#### DIRECTIVE:
Copy the passage on Rouhani's visit to France again, from the words containing "It was also" through "to step down.", and swap every "news conference" for "press conference".

#### EXTRACT PROVIDED:

The large demonstration represented a tangible reminder to world media that Rouhani was not being welcomed with open arms in Europe, as a sizable contingent of French citizens joined in protests amid the still resonating pain of the Paris attacks that left 130 dead. Rouhani’s presence – far from being a PR coup for the regime – provided the opportunity for news media to see a visceral opposition to Rouhani and the theocratic regime as a whole.

 

It was also a reminder that far from being the “moderate” portrayed by the regime, Rouhani faithfully tows the party line in pushing unpopular positions such as the Iranian regime’s insistence that Syrian dictator Bashar al-Assad stay in power; dashing hopes for a quick political resolution to the bloody conflict that has forced the largest mass migration of refugees since World War II.

Asked at a news conference in the Élysée Palace whether Tehran would drop its support for Assad, Rouhani called the question “strange.”

“Syria’s problem is not a question of people. The problem is terrorism and Islamic State,” Rouhani said, standing beside French President François Hollande, who has repeatedly called for Assad to step down.

#### INFORMATION SUPPLIED:
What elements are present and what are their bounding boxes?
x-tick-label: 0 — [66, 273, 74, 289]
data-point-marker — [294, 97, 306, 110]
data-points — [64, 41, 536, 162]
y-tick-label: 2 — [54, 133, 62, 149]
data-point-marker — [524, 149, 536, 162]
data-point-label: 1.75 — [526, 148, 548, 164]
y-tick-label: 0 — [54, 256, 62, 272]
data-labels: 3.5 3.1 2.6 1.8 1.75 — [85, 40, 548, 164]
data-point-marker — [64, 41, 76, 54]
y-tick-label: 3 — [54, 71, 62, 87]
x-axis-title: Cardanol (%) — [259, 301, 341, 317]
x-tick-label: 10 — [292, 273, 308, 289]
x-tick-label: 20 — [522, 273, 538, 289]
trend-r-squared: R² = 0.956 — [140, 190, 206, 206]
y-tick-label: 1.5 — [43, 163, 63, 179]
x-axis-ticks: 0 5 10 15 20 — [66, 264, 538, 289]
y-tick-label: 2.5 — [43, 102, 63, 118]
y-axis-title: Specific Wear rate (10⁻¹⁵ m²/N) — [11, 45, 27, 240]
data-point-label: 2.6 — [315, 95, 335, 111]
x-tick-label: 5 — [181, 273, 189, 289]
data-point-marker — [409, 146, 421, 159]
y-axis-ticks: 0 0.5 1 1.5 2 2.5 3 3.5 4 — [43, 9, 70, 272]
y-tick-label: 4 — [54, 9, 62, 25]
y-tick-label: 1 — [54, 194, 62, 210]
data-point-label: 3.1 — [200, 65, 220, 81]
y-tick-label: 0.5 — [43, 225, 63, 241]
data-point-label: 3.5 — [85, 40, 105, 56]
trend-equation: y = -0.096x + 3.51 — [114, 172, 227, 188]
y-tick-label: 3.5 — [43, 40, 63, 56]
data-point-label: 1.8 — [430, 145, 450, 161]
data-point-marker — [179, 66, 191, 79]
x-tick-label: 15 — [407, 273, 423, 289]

#### CORRECT RESULT:
It was also a reminder that far from being the “moderate” portrayed by the regime, Rouhani faithfully tows the party line in pushing unpopular positions such as the Iranian regime’s insistence that Syrian dictator Bashar al-Assad stay in power; dashing hopes for a quick political resolution to the bloody conflict that has forced the largest mass migration of refugees since World War II.

Asked at a press conference in the Élysée Palace whether Tehran would drop its support for Assad, Rouhani called the question “strange.”

“Syria’s problem is not a question of people. The problem is terrorism and Islamic State,” Rouhani said, standing beside French President François Hollande, who has repeatedly called for Assad to step down.